Reproduce every line of the listing below verbatim, keeping the original order.

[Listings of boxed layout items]
·····

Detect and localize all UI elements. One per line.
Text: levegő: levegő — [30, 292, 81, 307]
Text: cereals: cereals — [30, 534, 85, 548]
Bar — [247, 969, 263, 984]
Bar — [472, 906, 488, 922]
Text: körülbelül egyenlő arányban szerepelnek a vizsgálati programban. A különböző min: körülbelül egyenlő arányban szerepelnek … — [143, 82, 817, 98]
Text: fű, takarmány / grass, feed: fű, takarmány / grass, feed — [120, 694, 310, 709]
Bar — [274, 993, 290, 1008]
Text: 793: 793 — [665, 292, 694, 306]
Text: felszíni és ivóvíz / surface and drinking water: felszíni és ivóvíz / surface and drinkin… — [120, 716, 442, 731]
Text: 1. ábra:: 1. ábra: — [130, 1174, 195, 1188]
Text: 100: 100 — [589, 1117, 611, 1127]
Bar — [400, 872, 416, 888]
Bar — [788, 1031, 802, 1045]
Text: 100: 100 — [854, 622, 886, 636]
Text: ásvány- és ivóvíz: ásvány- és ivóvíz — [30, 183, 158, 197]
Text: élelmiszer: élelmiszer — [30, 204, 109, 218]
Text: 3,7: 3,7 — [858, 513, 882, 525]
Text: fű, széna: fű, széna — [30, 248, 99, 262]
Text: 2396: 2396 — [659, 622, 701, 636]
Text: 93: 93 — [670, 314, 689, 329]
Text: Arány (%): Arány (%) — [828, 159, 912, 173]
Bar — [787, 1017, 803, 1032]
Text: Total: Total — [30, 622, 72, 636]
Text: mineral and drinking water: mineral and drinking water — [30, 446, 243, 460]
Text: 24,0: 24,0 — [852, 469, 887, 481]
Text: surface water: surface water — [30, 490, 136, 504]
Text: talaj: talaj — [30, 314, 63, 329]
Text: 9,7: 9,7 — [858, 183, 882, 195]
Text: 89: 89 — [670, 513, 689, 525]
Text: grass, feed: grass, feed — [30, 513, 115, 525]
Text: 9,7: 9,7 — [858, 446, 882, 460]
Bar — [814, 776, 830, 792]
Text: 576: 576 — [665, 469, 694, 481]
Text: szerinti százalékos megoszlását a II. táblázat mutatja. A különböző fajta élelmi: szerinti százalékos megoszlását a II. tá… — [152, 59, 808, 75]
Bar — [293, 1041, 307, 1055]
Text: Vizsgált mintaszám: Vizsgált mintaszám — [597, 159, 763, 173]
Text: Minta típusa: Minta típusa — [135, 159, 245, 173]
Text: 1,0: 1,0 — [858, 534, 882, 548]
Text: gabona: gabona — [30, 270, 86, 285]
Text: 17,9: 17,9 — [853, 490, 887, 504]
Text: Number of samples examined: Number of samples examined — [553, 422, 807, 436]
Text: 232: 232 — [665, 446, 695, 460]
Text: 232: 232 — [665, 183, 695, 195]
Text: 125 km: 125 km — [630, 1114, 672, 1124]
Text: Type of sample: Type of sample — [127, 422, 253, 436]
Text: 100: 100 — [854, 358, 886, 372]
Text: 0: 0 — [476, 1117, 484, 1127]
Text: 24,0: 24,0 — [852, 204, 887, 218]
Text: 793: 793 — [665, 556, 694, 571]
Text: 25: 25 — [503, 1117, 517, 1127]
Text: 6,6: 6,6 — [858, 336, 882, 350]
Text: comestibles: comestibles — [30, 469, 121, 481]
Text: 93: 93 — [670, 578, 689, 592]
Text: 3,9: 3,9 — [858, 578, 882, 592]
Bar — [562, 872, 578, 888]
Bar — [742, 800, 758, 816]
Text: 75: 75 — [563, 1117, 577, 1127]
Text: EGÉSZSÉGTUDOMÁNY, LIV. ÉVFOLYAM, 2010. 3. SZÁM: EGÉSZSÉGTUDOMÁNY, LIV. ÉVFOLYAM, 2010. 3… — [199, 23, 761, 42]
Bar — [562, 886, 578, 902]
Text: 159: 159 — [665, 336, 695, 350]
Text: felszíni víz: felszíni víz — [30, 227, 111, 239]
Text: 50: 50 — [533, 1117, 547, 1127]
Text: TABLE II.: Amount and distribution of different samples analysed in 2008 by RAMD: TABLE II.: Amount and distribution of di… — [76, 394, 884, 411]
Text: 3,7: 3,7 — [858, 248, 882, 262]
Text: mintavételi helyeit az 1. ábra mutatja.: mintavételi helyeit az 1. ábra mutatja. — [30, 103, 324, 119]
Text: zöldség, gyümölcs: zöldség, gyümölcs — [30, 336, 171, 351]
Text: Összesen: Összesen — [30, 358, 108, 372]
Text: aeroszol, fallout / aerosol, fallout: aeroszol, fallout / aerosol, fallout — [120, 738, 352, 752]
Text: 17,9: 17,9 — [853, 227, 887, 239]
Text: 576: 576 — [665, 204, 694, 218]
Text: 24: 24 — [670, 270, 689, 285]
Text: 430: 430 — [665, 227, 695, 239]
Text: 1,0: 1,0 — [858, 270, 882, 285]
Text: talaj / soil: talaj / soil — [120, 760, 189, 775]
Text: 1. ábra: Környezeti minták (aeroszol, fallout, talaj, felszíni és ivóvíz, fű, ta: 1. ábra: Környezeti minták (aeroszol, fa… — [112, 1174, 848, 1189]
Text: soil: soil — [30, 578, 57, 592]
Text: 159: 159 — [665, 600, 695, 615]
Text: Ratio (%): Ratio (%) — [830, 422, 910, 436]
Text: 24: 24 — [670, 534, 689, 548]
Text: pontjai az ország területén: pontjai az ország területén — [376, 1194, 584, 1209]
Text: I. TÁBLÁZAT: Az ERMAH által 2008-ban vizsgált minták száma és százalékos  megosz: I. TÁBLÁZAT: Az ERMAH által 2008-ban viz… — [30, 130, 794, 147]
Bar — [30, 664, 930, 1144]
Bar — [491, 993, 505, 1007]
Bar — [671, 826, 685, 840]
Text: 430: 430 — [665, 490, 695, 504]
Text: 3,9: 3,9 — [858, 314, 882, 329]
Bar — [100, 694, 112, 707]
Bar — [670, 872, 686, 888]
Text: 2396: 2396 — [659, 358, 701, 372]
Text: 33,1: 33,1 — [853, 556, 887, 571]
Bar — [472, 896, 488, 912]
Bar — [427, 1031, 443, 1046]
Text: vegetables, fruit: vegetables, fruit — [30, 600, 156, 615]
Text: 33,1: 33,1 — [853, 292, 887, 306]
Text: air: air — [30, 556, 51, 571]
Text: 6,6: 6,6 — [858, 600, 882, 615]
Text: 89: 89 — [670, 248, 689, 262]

·····

● **SOLUTION TO THIS EXERCISE**
Detect and localize all UI elements. One per line.
Text: levegő: levegő — [30, 292, 81, 307]
Text: cereals: cereals — [30, 534, 85, 548]
Bar — [247, 969, 263, 984]
Bar — [472, 906, 488, 922]
Text: körülbelül egyenlő arányban szerepelnek a vizsgálati programban. A különböző min: körülbelül egyenlő arányban szerepelnek … — [143, 82, 817, 98]
Text: fű, takarmány / grass, feed: fű, takarmány / grass, feed — [120, 694, 310, 709]
Bar — [274, 993, 290, 1008]
Text: 793: 793 — [665, 292, 694, 306]
Text: felszíni és ivóvíz / surface and drinking water: felszíni és ivóvíz / surface and drinkin… — [120, 716, 442, 731]
Text: 1. ábra:: 1. ábra: — [130, 1174, 195, 1188]
Text: 100: 100 — [589, 1117, 611, 1127]
Bar — [400, 872, 416, 888]
Bar — [788, 1031, 802, 1045]
Text: 100: 100 — [854, 622, 886, 636]
Text: ásvány- és ivóvíz: ásvány- és ivóvíz — [30, 183, 158, 197]
Text: élelmiszer: élelmiszer — [30, 204, 109, 218]
Text: 3,7: 3,7 — [858, 513, 882, 525]
Text: fű, széna: fű, széna — [30, 248, 99, 262]
Text: 2396: 2396 — [659, 622, 701, 636]
Text: 93: 93 — [670, 314, 689, 329]
Text: Arány (%): Arány (%) — [828, 159, 912, 173]
Bar — [787, 1017, 803, 1032]
Text: Total: Total — [30, 622, 72, 636]
Text: mineral and drinking water: mineral and drinking water — [30, 446, 243, 460]
Text: 24,0: 24,0 — [852, 469, 887, 481]
Text: surface water: surface water — [30, 490, 136, 504]
Text: talaj: talaj — [30, 314, 63, 329]
Text: 9,7: 9,7 — [858, 183, 882, 195]
Text: 89: 89 — [670, 513, 689, 525]
Text: grass, feed: grass, feed — [30, 513, 115, 525]
Text: 9,7: 9,7 — [858, 446, 882, 460]
Bar — [814, 776, 830, 792]
Text: 576: 576 — [665, 469, 694, 481]
Text: szerinti százalékos megoszlását a II. táblázat mutatja. A különböző fajta élelmi: szerinti százalékos megoszlását a II. tá… — [152, 59, 808, 75]
Bar — [293, 1041, 307, 1055]
Text: Vizsgált mintaszám: Vizsgált mintaszám — [597, 159, 763, 173]
Text: Minta típusa: Minta típusa — [135, 159, 245, 173]
Text: 1,0: 1,0 — [858, 534, 882, 548]
Text: gabona: gabona — [30, 270, 86, 285]
Text: 17,9: 17,9 — [853, 490, 887, 504]
Text: Number of samples examined: Number of samples examined — [553, 422, 807, 436]
Text: 232: 232 — [665, 446, 695, 460]
Text: 232: 232 — [665, 183, 695, 195]
Text: 125 km: 125 km — [630, 1114, 672, 1124]
Text: Type of sample: Type of sample — [127, 422, 253, 436]
Text: 100: 100 — [854, 358, 886, 372]
Text: 0: 0 — [476, 1117, 484, 1127]
Text: 24,0: 24,0 — [852, 204, 887, 218]
Text: 793: 793 — [665, 556, 694, 571]
Text: 25: 25 — [503, 1117, 517, 1127]
Text: 6,6: 6,6 — [858, 336, 882, 350]
Text: comestibles: comestibles — [30, 469, 121, 481]
Text: 93: 93 — [670, 578, 689, 592]
Text: 3,9: 3,9 — [858, 578, 882, 592]
Bar — [562, 872, 578, 888]
Bar — [742, 800, 758, 816]
Text: 75: 75 — [563, 1117, 577, 1127]
Text: EGÉSZSÉGTUDOMÁNY, LIV. ÉVFOLYAM, 2010. 3. SZÁM: EGÉSZSÉGTUDOMÁNY, LIV. ÉVFOLYAM, 2010. 3… — [199, 23, 761, 42]
Bar — [562, 886, 578, 902]
Text: 159: 159 — [665, 336, 695, 350]
Text: felszíni víz: felszíni víz — [30, 227, 111, 239]
Text: 50: 50 — [533, 1117, 547, 1127]
Text: TABLE II.: Amount and distribution of different samples analysed in 2008 by RAMD: TABLE II.: Amount and distribution of di… — [76, 394, 884, 411]
Text: 3,7: 3,7 — [858, 248, 882, 262]
Text: mintavételi helyeit az 1. ábra mutatja.: mintavételi helyeit az 1. ábra mutatja. — [30, 103, 324, 119]
Text: zöldség, gyümölcs: zöldség, gyümölcs — [30, 336, 171, 351]
Text: Összesen: Összesen — [30, 358, 108, 372]
Text: aeroszol, fallout / aerosol, fallout: aeroszol, fallout / aerosol, fallout — [120, 738, 352, 752]
Text: 17,9: 17,9 — [853, 227, 887, 239]
Text: 576: 576 — [665, 204, 694, 218]
Text: 24: 24 — [670, 270, 689, 285]
Text: 430: 430 — [665, 227, 695, 239]
Text: 1,0: 1,0 — [858, 270, 882, 285]
Text: talaj / soil: talaj / soil — [120, 760, 189, 775]
Text: 1. ábra: Környezeti minták (aeroszol, fallout, talaj, felszíni és ivóvíz, fű, ta: 1. ábra: Környezeti minták (aeroszol, fa… — [112, 1174, 848, 1189]
Text: soil: soil — [30, 578, 57, 592]
Text: 159: 159 — [665, 600, 695, 615]
Text: Ratio (%): Ratio (%) — [830, 422, 910, 436]
Text: 24: 24 — [670, 534, 689, 548]
Text: pontjai az ország területén: pontjai az ország területén — [376, 1194, 584, 1209]
Text: I. TÁBLÁZAT: Az ERMAH által 2008-ban vizsgált minták száma és százalékos  megosz: I. TÁBLÁZAT: Az ERMAH által 2008-ban viz… — [30, 130, 794, 147]
Bar — [30, 664, 930, 1144]
Bar — [491, 993, 505, 1007]
Bar — [671, 826, 685, 840]
Text: 430: 430 — [665, 490, 695, 504]
Text: 3,9: 3,9 — [858, 314, 882, 329]
Bar — [100, 694, 112, 707]
Bar — [670, 872, 686, 888]
Text: 2396: 2396 — [659, 358, 701, 372]
Text: 33,1: 33,1 — [853, 556, 887, 571]
Bar — [472, 896, 488, 912]
Bar — [427, 1031, 443, 1046]
Text: vegetables, fruit: vegetables, fruit — [30, 600, 156, 615]
Text: 33,1: 33,1 — [853, 292, 887, 306]
Text: air: air — [30, 556, 51, 571]
Text: 6,6: 6,6 — [858, 600, 882, 615]
Text: 89: 89 — [670, 248, 689, 262]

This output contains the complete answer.